**INFORMATION GIVEN:**
______________________________

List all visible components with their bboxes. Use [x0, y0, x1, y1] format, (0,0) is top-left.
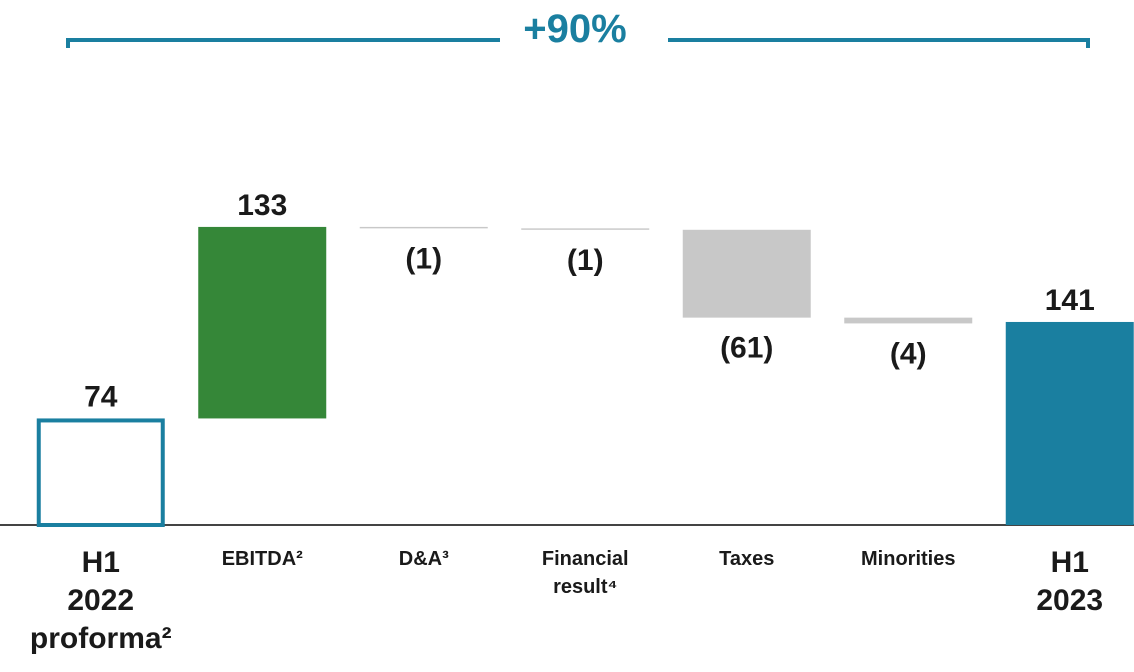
data-label: 141 — [1045, 284, 1095, 317]
label-line: proforma² — [30, 622, 172, 655]
bar — [36, 418, 165, 527]
label-line: Financial — [542, 548, 629, 570]
data-label: (1) — [567, 244, 604, 277]
bar — [521, 228, 650, 230]
x-tick-label: Minorities — [861, 548, 955, 570]
label-line: H1 — [1051, 546, 1089, 579]
data-label: 133 — [237, 189, 287, 222]
bracket — [66, 38, 1090, 48]
bar — [844, 317, 973, 324]
bar — [682, 229, 811, 318]
bar — [1005, 321, 1134, 525]
label-line: EBITDA² — [222, 548, 303, 570]
label-line: H1 — [82, 546, 120, 579]
bar — [198, 226, 327, 419]
label-line: D&A³ — [399, 548, 449, 570]
x-tick-label: EBITDA² — [222, 548, 303, 570]
data-label: (1) — [405, 242, 442, 275]
label-line: Taxes — [719, 548, 774, 570]
growth-annotation: +90% — [523, 7, 626, 51]
x-tick-label: H1 2023 — [1036, 546, 1103, 617]
x-tick-label: Financial result⁴ — [542, 548, 629, 598]
x-tick-label: H1 2022 proforma² — [30, 546, 172, 655]
data-label: (61) — [720, 332, 773, 365]
label-line: 2022 — [67, 584, 134, 617]
x-tick-label: Taxes — [719, 548, 774, 570]
label-line: Minorities — [861, 548, 955, 570]
data-label: (4) — [890, 337, 927, 370]
bar — [359, 226, 488, 229]
label-line: 2023 — [1036, 584, 1103, 617]
label-line: result⁴ — [553, 576, 617, 598]
x-tick-label: D&A³ — [399, 548, 449, 570]
data-label: 74 — [84, 380, 118, 413]
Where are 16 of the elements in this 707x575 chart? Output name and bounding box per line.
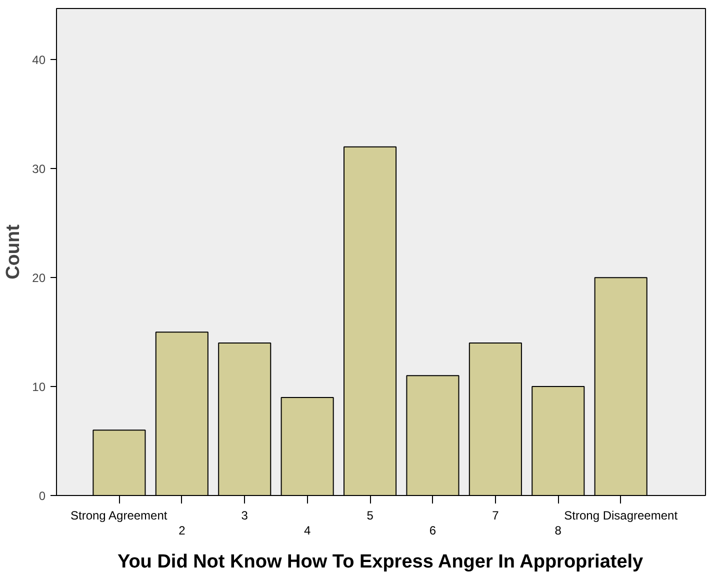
y-tick-label: 0: [38, 489, 46, 503]
y-axis-title: Count: [3, 224, 24, 280]
x-tick-label: 7: [492, 508, 500, 522]
y-tick-label: 20: [32, 271, 46, 286]
x-tick-label: 6: [429, 524, 436, 538]
y-tick-label: 40: [32, 53, 46, 68]
y-tick-label: 30: [32, 162, 46, 176]
x-tick-label: 2: [178, 524, 186, 538]
x-axis-title: You Did Not Know How To Express Anger In Appropriately: [117, 552, 644, 572]
y-tick-label: 10: [32, 380, 46, 394]
x-tick-label: 8: [554, 524, 562, 538]
x-tick-label: Strong Agreement: [70, 508, 168, 522]
x-tick-label: 4: [304, 524, 311, 538]
x-tick-label: 5: [366, 508, 374, 522]
x-tick-label: 3: [241, 508, 248, 522]
x-tick-label: Strong Disagreement: [564, 508, 678, 522]
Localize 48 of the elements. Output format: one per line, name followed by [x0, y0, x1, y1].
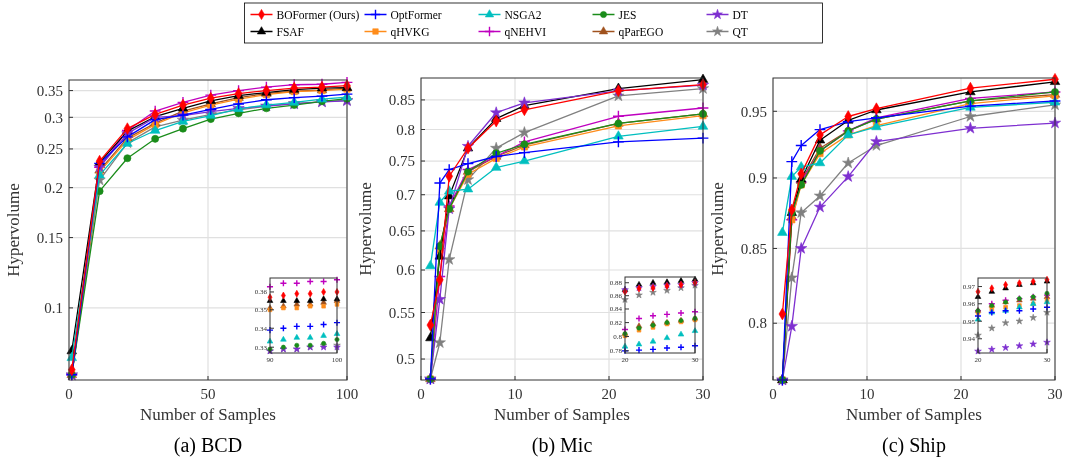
y-tick-label: 0.8: [396, 121, 415, 138]
y-tick-label: 0.6: [396, 262, 416, 279]
x-tick-label: 50: [200, 386, 216, 402]
y-tick-label: 0.95: [740, 103, 767, 120]
y-tick-label: 0.35: [36, 82, 63, 99]
y-tick-label: 0.15: [36, 229, 63, 246]
x-tick-label: 30: [695, 386, 711, 402]
x-tick-label: 0: [417, 386, 425, 402]
x-axis-title: Number of Samples: [140, 405, 276, 424]
y-tick-label: 0.65: [388, 223, 415, 240]
legend-label: qParEGO: [618, 25, 664, 39]
y-tick-label: 0.1: [44, 300, 63, 317]
y-tick-label: 0.3: [44, 109, 63, 126]
y-tick-label: 0.85: [388, 92, 415, 109]
y-tick-label: 0.55: [388, 304, 415, 321]
legend-label: NSGA2: [504, 8, 542, 21]
text: (c) Ship: [882, 434, 946, 457]
y-tick-label: 0.85: [740, 240, 767, 257]
x-tick-label: 20: [953, 386, 969, 402]
legend-label: QT: [732, 25, 748, 38]
y-tick-label: 0.25: [36, 141, 63, 158]
y-tick-label: 0.8: [748, 315, 767, 332]
y-tick-label: 0.2: [44, 179, 63, 196]
x-axis-title: Number of Samples: [494, 405, 630, 424]
legend-label: qHVKG: [390, 25, 430, 39]
legend-label: BOFormer (Ours): [276, 8, 360, 22]
y-axis-title: Hypervolume: [4, 183, 23, 277]
legend-label: DT: [732, 8, 748, 21]
legend-label: FSAF: [276, 25, 304, 38]
legend-label: qNEHVI: [504, 25, 547, 39]
x-axis-title: Number of Samples: [846, 405, 982, 424]
text: (b) Mic: [531, 434, 593, 457]
y-axis-title: Hypervolume: [708, 182, 727, 276]
y-tick-label: 0.9: [748, 170, 767, 187]
x-tick-label: 0: [769, 386, 777, 402]
x-tick-label: 0: [65, 386, 73, 402]
x-tick-label: 20: [601, 386, 617, 402]
x-tick-label: 10: [507, 386, 523, 402]
y-axis-title: Hypervolume: [356, 182, 375, 276]
legend-label: OptFormer: [390, 8, 442, 22]
y-tick-label: 0.7: [396, 186, 416, 203]
y-tick-label: 0.5: [396, 351, 415, 368]
legend-label: JES: [618, 8, 637, 21]
x-tick-label: 100: [335, 386, 359, 402]
y-tick-label: 0.75: [388, 153, 415, 170]
text: (a) BCD: [173, 434, 243, 457]
x-tick-label: 30: [1047, 386, 1063, 402]
x-tick-label: 10: [859, 386, 875, 402]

______________________________

Reproduce the listing above word for word from start to finish, omitting the pictures.

**FINISHED EXERCISE:**
List all visible components with their bboxes. Use [x0, y0, x1, y1] format, (0,0) is top-left.
data-label: 141 — [1045, 284, 1095, 317]
label-line: proforma² — [30, 622, 172, 655]
bar — [36, 418, 165, 527]
label-line: Financial — [542, 548, 629, 570]
data-label: (1) — [567, 244, 604, 277]
bar — [521, 228, 650, 230]
x-tick-label: Minorities — [861, 548, 955, 570]
label-line: H1 — [1051, 546, 1089, 579]
data-label: 133 — [237, 189, 287, 222]
bracket — [66, 38, 1090, 48]
bar — [844, 317, 973, 324]
bar — [682, 229, 811, 318]
bar — [1005, 321, 1134, 525]
label-line: EBITDA² — [222, 548, 303, 570]
label-line: H1 — [82, 546, 120, 579]
bar — [198, 226, 327, 419]
label-line: D&A³ — [399, 548, 449, 570]
x-tick-label: EBITDA² — [222, 548, 303, 570]
data-label: (1) — [405, 242, 442, 275]
label-line: Taxes — [719, 548, 774, 570]
growth-annotation: +90% — [523, 7, 626, 51]
x-tick-label: H1 2023 — [1036, 546, 1103, 617]
x-tick-label: Financial result⁴ — [542, 548, 629, 598]
x-tick-label: H1 2022 proforma² — [30, 546, 172, 655]
data-label: (61) — [720, 332, 773, 365]
label-line: 2022 — [67, 584, 134, 617]
x-tick-label: Taxes — [719, 548, 774, 570]
label-line: Minorities — [861, 548, 955, 570]
data-label: (4) — [890, 337, 927, 370]
bar — [359, 226, 488, 229]
label-line: 2023 — [1036, 584, 1103, 617]
label-line: result⁴ — [553, 576, 617, 598]
x-tick-label: D&A³ — [399, 548, 449, 570]
data-label: 74 — [84, 380, 118, 413]
Where are 16 of the elements in this 707x575 chart? Output name and bounding box per line.
y-tick-label: 0: [38, 489, 46, 503]
y-axis-title: Count: [3, 224, 24, 280]
x-tick-label: 7: [492, 508, 500, 522]
y-tick-label: 20: [32, 271, 46, 286]
x-tick-label: 6: [429, 524, 436, 538]
y-tick-label: 40: [32, 53, 46, 68]
y-tick-label: 30: [32, 162, 46, 176]
x-tick-label: 2: [178, 524, 186, 538]
x-axis-title: You Did Not Know How To Express Anger In Appropriately: [117, 552, 644, 572]
y-tick-label: 10: [32, 380, 46, 394]
x-tick-label: 8: [554, 524, 562, 538]
x-tick-label: Strong Agreement: [70, 508, 168, 522]
x-tick-label: 4: [304, 524, 311, 538]
x-tick-label: 5: [366, 508, 374, 522]
x-tick-label: 3: [241, 508, 248, 522]
x-tick-label: Strong Disagreement: [564, 508, 678, 522]
Localize 48 of the elements. Output format: one per line, name followed by [x0, y0, x1, y1].
y-tick-label: 0.8: [396, 121, 415, 138]
y-tick-label: 0.6: [396, 262, 416, 279]
x-tick-label: 50: [200, 386, 216, 402]
y-tick-label: 0.95: [740, 103, 767, 120]
y-tick-label: 0.35: [36, 82, 63, 99]
y-tick-label: 0.15: [36, 229, 63, 246]
x-tick-label: 30: [695, 386, 711, 402]
x-tick-label: 0: [417, 386, 425, 402]
x-axis-title: Number of Samples: [140, 405, 276, 424]
y-tick-label: 0.65: [388, 223, 415, 240]
legend-label: qParEGO: [618, 25, 664, 39]
y-tick-label: 0.1: [44, 300, 63, 317]
y-tick-label: 0.3: [44, 109, 63, 126]
y-tick-label: 0.85: [388, 92, 415, 109]
y-tick-label: 0.55: [388, 304, 415, 321]
legend-label: NSGA2: [504, 8, 542, 21]
text: (c) Ship: [882, 434, 946, 457]
y-tick-label: 0.85: [740, 240, 767, 257]
x-tick-label: 20: [953, 386, 969, 402]
legend-label: QT: [732, 25, 748, 38]
y-tick-label: 0.25: [36, 141, 63, 158]
y-tick-label: 0.8: [748, 315, 767, 332]
y-tick-label: 0.2: [44, 179, 63, 196]
x-axis-title: Number of Samples: [494, 405, 630, 424]
legend-label: qHVKG: [390, 25, 430, 39]
legend-label: BOFormer (Ours): [276, 8, 360, 22]
y-axis-title: Hypervolume: [4, 183, 23, 277]
legend-label: DT: [732, 8, 748, 21]
legend-label: FSAF: [276, 25, 304, 38]
legend-label: qNEHVI: [504, 25, 547, 39]
x-axis-title: Number of Samples: [846, 405, 982, 424]
text: (b) Mic: [531, 434, 593, 457]
y-axis-title: Hypervolume: [708, 182, 727, 276]
y-tick-label: 0.9: [748, 170, 767, 187]
x-tick-label: 0: [769, 386, 777, 402]
x-tick-label: 0: [65, 386, 73, 402]
x-tick-label: 20: [601, 386, 617, 402]
x-tick-label: 10: [507, 386, 523, 402]
y-axis-title: Hypervolume: [356, 182, 375, 276]
legend-label: OptFormer: [390, 8, 442, 22]
y-tick-label: 0.7: [396, 186, 416, 203]
y-tick-label: 0.5: [396, 351, 415, 368]
legend-label: JES: [618, 8, 637, 21]
x-tick-label: 100: [335, 386, 359, 402]
y-tick-label: 0.75: [388, 153, 415, 170]
text: (a) BCD: [173, 434, 243, 457]
x-tick-label: 30: [1047, 386, 1063, 402]
x-tick-label: 10: [859, 386, 875, 402]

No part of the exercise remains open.